Quote all of the data below exactly, please.

Dataset rows:

--------------------------------------------------

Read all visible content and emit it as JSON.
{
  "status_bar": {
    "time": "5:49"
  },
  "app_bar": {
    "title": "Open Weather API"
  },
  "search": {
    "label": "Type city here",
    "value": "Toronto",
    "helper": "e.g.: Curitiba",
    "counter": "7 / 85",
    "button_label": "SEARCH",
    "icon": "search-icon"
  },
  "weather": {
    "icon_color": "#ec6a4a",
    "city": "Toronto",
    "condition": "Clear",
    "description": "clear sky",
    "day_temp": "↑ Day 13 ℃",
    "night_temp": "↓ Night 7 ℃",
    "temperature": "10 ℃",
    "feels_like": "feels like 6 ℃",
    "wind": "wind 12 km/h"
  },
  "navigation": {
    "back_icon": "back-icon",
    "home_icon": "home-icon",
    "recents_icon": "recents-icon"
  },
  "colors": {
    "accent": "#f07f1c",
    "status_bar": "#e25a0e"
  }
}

--------------------------------------------------

* In response
Read all visible content and emit it as JSON.
{
  "status_bar": {
    "time": "5:49"
  },
  "app_bar": {
    "title": "Open Weather API"
  },
  "search": {
    "label": "Type city here",
    "value": "Toronto",
    "helper": "e.g.: Curitiba",
    "counter": "7 / 85",
    "button_label": "SEARCH",
    "icon": "search-icon"
  },
  "weather": {
    "icon_color": "#ec6a4a",
    "city": "Toronto",
    "condition": "Clear",
    "description": "clear sky",
    "day_temp": "↑ Day 13 ℃",
    "night_temp": "↓ Night 7 ℃",
    "temperature": "10 ℃",
    "feels_like": "feels like 6 ℃",
    "wind": "wind 12 km/h"
  },
  "navigation": {
    "back_icon": "back-icon",
    "home_icon": "home-icon",
    "recents_icon": "recents-icon"
  },
  "colors": {
    "accent": "#f07f1c",
    "status_bar": "#e25a0e"
  }
}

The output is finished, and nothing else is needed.